Stored data

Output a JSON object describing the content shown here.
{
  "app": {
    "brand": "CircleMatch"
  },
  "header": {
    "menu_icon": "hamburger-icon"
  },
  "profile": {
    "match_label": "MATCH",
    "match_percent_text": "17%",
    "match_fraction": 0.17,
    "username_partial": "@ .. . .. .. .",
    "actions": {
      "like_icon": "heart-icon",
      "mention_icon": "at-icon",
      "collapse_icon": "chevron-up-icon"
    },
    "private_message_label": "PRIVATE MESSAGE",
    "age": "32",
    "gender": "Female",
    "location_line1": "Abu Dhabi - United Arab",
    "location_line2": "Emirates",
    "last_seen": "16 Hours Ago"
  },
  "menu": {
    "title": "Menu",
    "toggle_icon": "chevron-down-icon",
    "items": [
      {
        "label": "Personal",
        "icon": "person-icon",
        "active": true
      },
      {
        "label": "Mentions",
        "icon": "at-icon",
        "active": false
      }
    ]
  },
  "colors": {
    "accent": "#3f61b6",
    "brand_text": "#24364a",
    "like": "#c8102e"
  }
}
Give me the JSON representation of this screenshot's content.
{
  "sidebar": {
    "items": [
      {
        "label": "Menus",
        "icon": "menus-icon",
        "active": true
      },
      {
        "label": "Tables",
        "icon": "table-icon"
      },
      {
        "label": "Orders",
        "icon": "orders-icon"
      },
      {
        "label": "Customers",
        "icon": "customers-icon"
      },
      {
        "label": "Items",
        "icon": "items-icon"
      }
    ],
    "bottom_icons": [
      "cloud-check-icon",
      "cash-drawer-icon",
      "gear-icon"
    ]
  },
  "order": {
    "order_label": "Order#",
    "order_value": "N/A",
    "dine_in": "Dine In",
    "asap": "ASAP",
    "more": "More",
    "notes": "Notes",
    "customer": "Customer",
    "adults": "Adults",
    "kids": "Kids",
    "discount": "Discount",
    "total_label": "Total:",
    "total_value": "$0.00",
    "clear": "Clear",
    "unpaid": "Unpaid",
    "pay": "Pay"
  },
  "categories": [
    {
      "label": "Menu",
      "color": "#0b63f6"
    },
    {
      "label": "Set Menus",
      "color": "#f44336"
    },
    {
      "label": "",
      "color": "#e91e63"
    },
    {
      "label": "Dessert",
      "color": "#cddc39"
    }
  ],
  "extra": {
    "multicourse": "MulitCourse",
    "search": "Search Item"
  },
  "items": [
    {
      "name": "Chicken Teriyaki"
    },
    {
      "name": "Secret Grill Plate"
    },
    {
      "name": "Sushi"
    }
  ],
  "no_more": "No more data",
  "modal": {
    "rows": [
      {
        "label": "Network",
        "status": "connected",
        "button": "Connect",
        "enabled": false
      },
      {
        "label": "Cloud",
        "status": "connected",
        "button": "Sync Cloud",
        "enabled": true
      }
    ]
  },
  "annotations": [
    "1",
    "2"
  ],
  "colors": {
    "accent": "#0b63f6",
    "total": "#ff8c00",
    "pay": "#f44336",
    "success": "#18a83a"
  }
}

> **Required task**:
All lines from the one that contains "Give me the" through the end of the material are to be quoted exactly, with both ends included.

> **Response**:
Give me the JSON representation of this screenshot's content.
{
  "sidebar": {
    "items": [
      {
        "label": "Menus",
        "icon": "menus-icon",
        "active": true
      },
      {
        "label": "Tables",
        "icon": "table-icon"
      },
      {
        "label": "Orders",
        "icon": "orders-icon"
      },
      {
        "label": "Customers",
        "icon": "customers-icon"
      },
      {
        "label": "Items",
        "icon": "items-icon"
      }
    ],
    "bottom_icons": [
      "cloud-check-icon",
      "cash-drawer-icon",
      "gear-icon"
    ]
  },
  "order": {
    "order_label": "Order#",
    "order_value": "N/A",
    "dine_in": "Dine In",
    "asap": "ASAP",
    "more": "More",
    "notes": "Notes",
    "customer": "Customer",
    "adults": "Adults",
    "kids": "Kids",
    "discount": "Discount",
    "total_label": "Total:",
    "total_value": "$0.00",
    "clear": "Clear",
    "unpaid": "Unpaid",
    "pay": "Pay"
  },
  "categories": [
    {
      "label": "Menu",
      "color": "#0b63f6"
    },
    {
      "label": "Set Menus",
      "color": "#f44336"
    },
    {
      "label": "",
      "color": "#e91e63"
    },
    {
      "label": "Dessert",
      "color": "#cddc39"
    }
  ],
  "extra": {
    "multicourse": "MulitCourse",
    "search": "Search Item"
  },
  "items": [
    {
      "name": "Chicken Teriyaki"
    },
    {
      "name": "Secret Grill Plate"
    },
    {
      "name": "Sushi"
    }
  ],
  "no_more": "No more data",
  "modal": {
    "rows": [
      {
        "label": "Network",
        "status": "connected",
        "button": "Connect",
        "enabled": false
      },
      {
        "label": "Cloud",
        "status": "connected",
        "button": "Sync Cloud",
        "enabled": true
      }
    ]
  },
  "annotations": [
    "1",
    "2"
  ],
  "colors": {
    "accent": "#0b63f6",
    "total": "#ff8c00",
    "pay": "#f44336",
    "success": "#18a83a"
  }
}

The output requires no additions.